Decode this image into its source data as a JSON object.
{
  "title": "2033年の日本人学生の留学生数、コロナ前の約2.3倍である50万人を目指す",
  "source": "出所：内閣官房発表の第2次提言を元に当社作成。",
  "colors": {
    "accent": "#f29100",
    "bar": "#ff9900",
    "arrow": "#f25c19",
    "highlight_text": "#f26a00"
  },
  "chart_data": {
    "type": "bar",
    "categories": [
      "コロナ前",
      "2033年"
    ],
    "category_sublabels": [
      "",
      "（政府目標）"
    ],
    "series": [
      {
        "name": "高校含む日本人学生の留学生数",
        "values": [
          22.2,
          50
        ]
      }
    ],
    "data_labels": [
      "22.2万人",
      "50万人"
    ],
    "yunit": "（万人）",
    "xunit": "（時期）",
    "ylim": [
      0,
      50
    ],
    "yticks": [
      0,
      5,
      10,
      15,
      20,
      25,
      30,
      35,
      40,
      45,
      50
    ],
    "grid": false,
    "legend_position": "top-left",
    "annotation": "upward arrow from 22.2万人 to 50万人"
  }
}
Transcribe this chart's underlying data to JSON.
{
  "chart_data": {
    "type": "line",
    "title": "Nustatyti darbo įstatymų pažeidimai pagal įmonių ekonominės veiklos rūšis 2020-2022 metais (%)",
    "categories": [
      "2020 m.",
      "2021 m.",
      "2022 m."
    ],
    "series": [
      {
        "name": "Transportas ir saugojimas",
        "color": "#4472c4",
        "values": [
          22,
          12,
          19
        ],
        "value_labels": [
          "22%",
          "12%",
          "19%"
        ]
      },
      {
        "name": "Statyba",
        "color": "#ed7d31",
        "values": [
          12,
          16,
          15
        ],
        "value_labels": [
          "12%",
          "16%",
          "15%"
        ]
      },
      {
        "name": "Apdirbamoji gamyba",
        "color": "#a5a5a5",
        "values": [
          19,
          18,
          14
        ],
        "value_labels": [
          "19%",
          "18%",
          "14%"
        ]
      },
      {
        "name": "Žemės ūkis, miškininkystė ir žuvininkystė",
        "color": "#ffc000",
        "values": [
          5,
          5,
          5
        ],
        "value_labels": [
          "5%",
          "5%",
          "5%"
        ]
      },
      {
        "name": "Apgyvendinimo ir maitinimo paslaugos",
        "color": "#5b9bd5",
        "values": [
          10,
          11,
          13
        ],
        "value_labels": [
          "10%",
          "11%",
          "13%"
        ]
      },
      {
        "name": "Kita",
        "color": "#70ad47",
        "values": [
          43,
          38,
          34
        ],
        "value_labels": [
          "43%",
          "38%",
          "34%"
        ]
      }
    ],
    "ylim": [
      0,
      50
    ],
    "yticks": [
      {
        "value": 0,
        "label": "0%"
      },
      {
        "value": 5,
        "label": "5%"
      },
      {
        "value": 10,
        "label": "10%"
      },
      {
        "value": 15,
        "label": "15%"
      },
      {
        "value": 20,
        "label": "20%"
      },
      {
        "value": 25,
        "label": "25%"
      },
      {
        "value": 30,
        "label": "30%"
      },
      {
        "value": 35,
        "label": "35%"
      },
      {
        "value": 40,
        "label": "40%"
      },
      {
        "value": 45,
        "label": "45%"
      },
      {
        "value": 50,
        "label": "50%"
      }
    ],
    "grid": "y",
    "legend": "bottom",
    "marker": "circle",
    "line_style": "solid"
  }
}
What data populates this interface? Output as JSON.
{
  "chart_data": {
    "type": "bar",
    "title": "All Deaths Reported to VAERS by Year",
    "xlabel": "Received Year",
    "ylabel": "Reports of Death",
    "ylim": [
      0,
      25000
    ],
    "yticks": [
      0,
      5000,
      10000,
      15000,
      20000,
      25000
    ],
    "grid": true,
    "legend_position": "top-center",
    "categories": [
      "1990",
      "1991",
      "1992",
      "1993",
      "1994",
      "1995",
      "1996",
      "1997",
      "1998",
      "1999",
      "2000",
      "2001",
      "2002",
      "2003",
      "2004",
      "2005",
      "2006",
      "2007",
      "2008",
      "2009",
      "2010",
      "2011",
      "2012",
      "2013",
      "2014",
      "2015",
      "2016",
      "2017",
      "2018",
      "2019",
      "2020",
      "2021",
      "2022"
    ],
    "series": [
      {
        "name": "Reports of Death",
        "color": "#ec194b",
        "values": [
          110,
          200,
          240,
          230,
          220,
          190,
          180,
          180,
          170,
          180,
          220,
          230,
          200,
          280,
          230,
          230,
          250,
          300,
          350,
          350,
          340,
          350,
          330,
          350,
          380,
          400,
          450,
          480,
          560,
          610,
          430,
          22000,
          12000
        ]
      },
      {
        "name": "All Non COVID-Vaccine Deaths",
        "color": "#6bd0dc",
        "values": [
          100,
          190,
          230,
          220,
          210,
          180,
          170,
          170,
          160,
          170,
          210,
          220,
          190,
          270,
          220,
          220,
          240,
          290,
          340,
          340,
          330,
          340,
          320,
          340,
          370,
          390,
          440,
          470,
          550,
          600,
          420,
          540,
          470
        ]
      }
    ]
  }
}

Work to do =>
Find all the lines containing "name" in the material, then copy them.

Task answer =>
        "name": "高校含む日本人学生の留学生数",
        "name": "Transportas ir saugojimas",
        "name": "Statyba",
        "name": "Apdirbamoji gamyba",
        "name": "Žemės ūkis, miškininkystė ir žuvininkystė",
        "name": "Apgyvendinimo ir maitinimo paslaugos",
        "name": "Kita",
        "name": "Reports of Death",
        "name": "All Non COVID-Vaccine Deaths",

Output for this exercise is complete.